▶ _Objective_
Check each line of the records below and collect those holding "Ayubia".

:: Supplied material ::

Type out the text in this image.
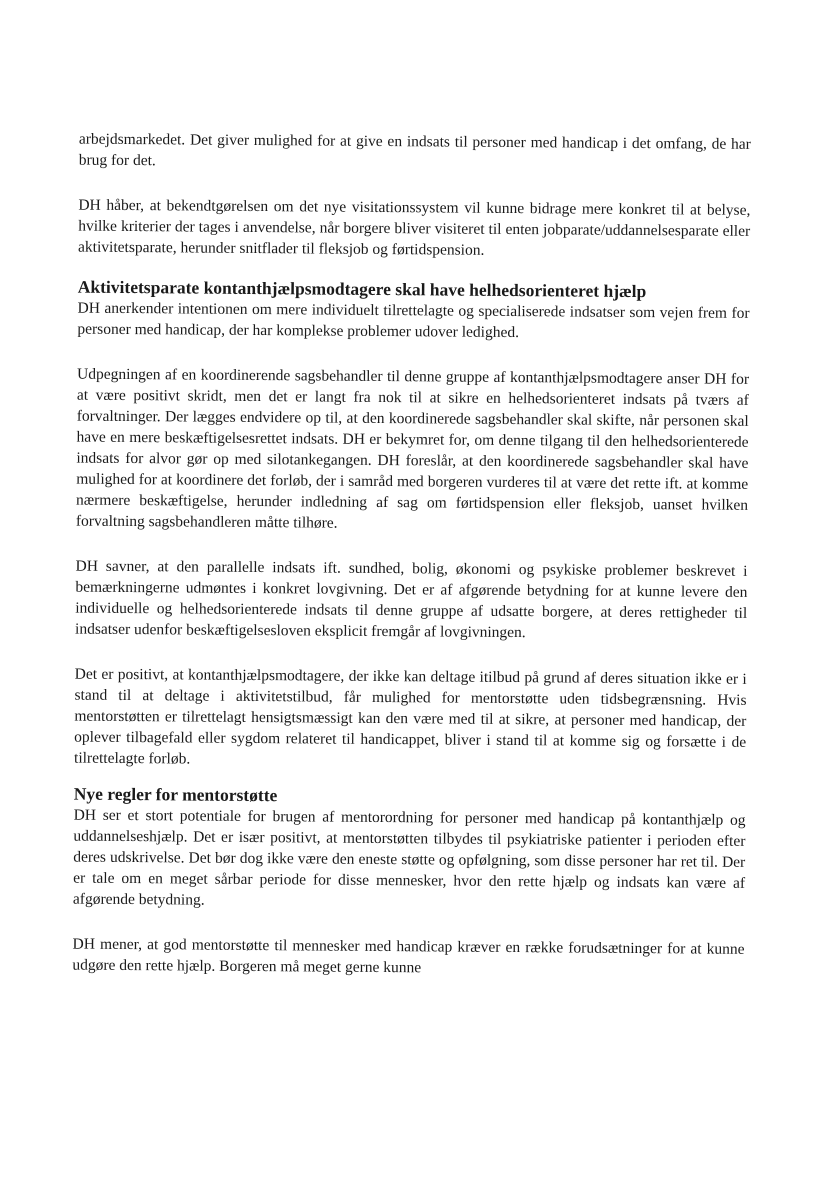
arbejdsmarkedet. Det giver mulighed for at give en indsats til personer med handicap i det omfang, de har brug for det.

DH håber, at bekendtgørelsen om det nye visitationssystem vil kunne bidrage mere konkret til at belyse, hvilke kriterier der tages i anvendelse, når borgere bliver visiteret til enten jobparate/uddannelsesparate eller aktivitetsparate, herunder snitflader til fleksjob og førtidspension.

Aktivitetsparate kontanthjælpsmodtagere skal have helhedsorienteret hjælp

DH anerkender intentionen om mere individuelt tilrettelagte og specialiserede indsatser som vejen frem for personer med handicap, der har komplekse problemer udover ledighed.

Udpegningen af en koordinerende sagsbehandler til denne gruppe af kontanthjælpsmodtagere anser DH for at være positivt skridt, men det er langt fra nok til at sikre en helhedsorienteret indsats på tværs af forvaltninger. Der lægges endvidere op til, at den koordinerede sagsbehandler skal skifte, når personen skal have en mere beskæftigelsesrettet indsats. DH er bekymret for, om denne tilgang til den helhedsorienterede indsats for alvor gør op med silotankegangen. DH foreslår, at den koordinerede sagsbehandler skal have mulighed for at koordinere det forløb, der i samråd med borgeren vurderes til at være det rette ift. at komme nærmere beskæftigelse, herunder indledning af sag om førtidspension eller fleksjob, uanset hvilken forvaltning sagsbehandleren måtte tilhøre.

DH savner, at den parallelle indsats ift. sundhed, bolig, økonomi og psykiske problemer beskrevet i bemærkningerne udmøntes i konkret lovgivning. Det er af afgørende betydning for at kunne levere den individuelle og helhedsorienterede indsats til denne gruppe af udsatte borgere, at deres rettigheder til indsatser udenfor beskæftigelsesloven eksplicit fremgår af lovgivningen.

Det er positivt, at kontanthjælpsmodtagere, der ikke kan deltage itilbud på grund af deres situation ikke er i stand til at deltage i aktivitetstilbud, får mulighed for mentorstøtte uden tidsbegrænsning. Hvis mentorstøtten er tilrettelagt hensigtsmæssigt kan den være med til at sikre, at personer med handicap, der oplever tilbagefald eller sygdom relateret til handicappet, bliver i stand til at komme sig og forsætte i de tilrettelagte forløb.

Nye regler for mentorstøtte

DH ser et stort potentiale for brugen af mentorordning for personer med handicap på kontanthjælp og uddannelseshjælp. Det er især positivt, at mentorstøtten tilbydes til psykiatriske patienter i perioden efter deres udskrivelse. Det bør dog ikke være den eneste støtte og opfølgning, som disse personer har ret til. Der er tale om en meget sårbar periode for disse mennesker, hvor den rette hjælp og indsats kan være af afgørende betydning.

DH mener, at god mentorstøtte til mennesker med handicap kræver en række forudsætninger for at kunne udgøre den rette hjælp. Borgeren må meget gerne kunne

:::
:: Supplied material ::

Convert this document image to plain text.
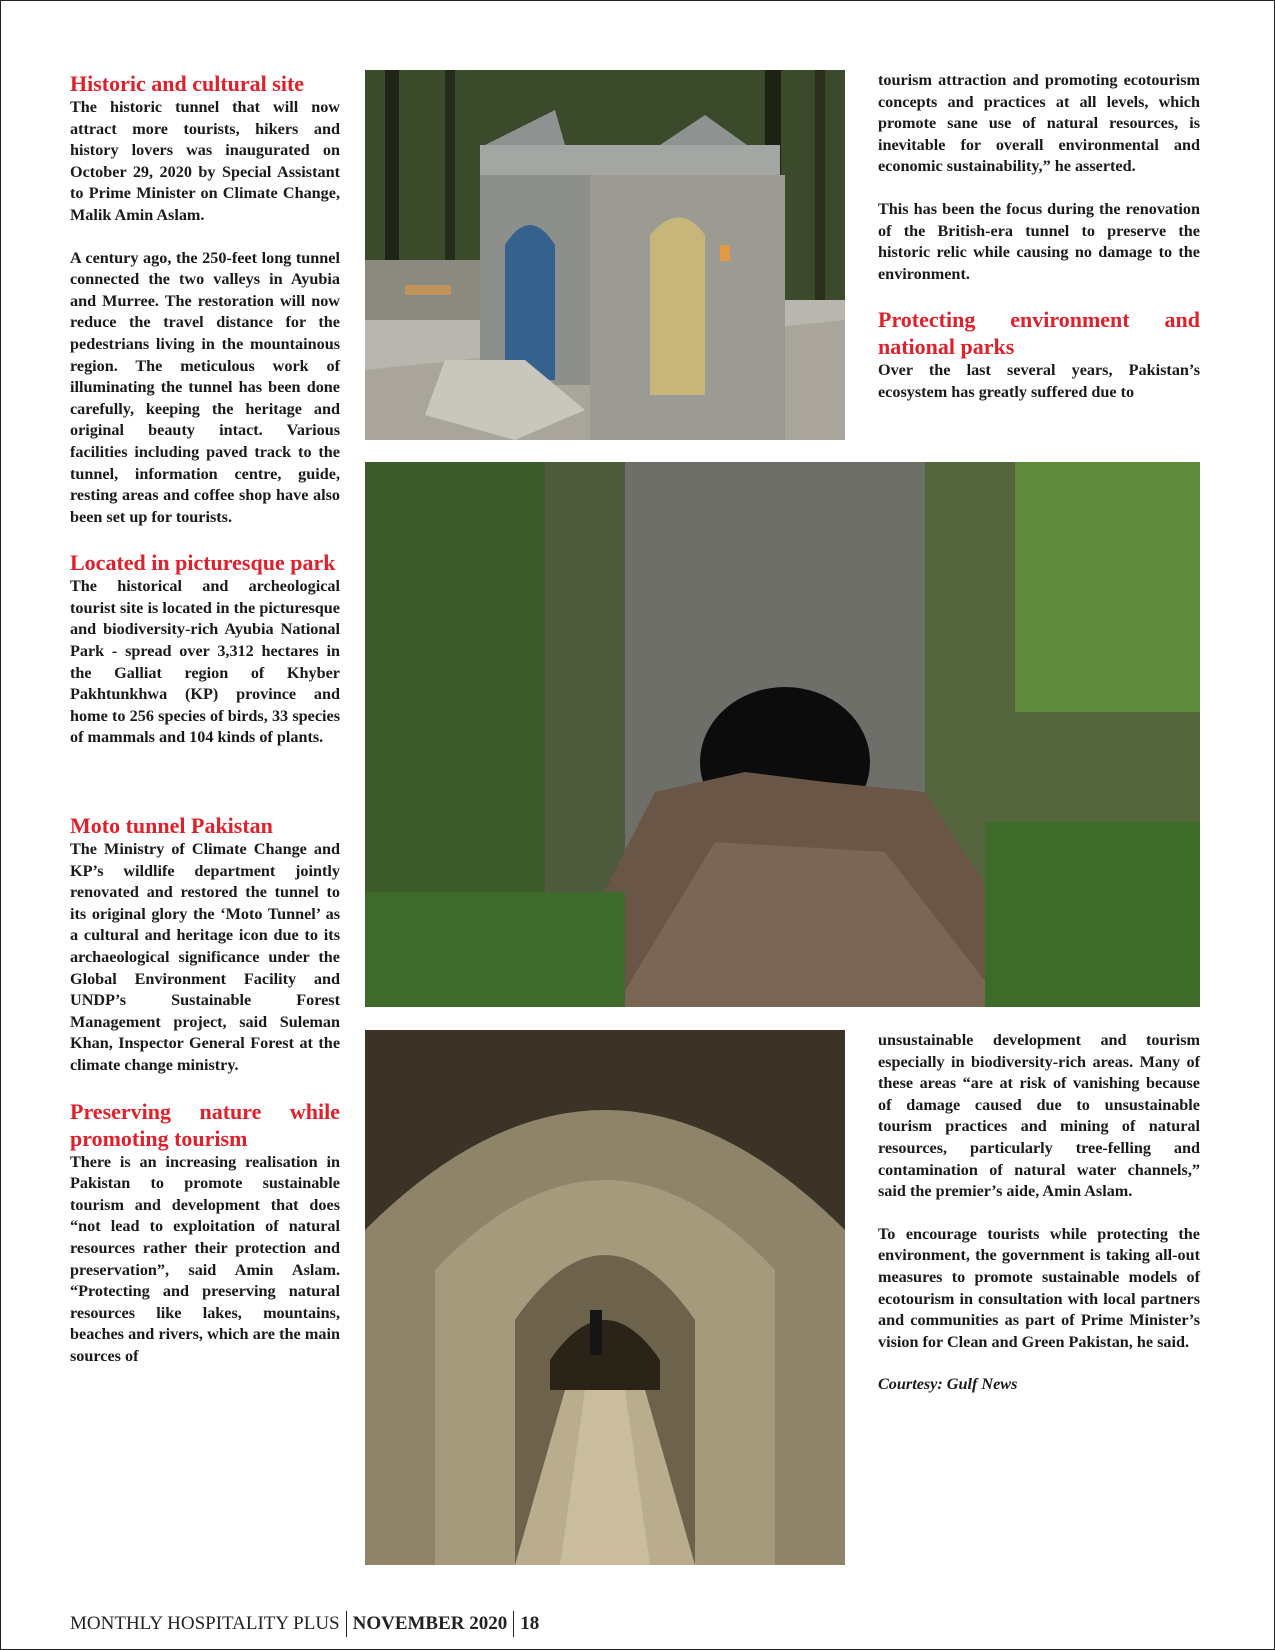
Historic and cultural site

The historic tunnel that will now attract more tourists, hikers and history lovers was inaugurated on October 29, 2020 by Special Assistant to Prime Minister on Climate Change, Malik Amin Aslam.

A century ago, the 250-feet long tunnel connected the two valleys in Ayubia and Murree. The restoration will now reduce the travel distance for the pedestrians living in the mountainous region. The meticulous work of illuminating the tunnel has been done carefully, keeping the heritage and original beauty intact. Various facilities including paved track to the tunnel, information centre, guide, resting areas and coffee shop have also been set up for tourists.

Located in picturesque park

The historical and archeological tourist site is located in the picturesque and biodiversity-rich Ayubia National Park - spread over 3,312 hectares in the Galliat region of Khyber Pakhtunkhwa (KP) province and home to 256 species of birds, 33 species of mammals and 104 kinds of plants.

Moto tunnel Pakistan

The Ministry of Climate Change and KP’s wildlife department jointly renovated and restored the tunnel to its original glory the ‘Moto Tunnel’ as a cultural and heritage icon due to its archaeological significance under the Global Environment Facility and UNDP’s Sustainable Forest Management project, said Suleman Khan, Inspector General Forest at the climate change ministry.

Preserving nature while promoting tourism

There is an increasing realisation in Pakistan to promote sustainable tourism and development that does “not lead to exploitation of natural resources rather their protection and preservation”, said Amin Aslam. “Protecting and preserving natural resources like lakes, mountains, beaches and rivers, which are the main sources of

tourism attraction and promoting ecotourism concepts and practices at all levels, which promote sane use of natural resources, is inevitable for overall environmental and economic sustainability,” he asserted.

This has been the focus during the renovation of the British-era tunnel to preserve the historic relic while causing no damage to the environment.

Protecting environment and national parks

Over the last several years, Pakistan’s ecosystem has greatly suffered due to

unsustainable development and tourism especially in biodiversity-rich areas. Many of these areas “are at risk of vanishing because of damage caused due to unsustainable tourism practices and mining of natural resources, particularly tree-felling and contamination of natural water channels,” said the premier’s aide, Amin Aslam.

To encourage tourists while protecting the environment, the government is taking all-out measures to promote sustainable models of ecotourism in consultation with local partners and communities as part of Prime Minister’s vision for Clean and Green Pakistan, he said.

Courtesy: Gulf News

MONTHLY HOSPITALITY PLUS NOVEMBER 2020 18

:::

▶ _Completed task_
A century ago, the 250-feet long tunnel connected the two valleys in Ayubia and Murree. The restoration will now reduce the travel distance for the pedestrians living in the mountainous region. The meticulous work of illuminating the tunnel has been done carefully, keeping the heritage and original beauty intact. Various facilities including paved track to the tunnel, information centre, guide, resting areas and coffee shop have also been set up for tourists.
The historical and archeological tourist site is located in the picturesque and biodiversity-rich Ayubia National Park - spread over 3,312 hectares in the Galliat region of Khyber Pakhtunkhwa (KP) province and home to 256 species of birds, 33 species of mammals and 104 kinds of plants.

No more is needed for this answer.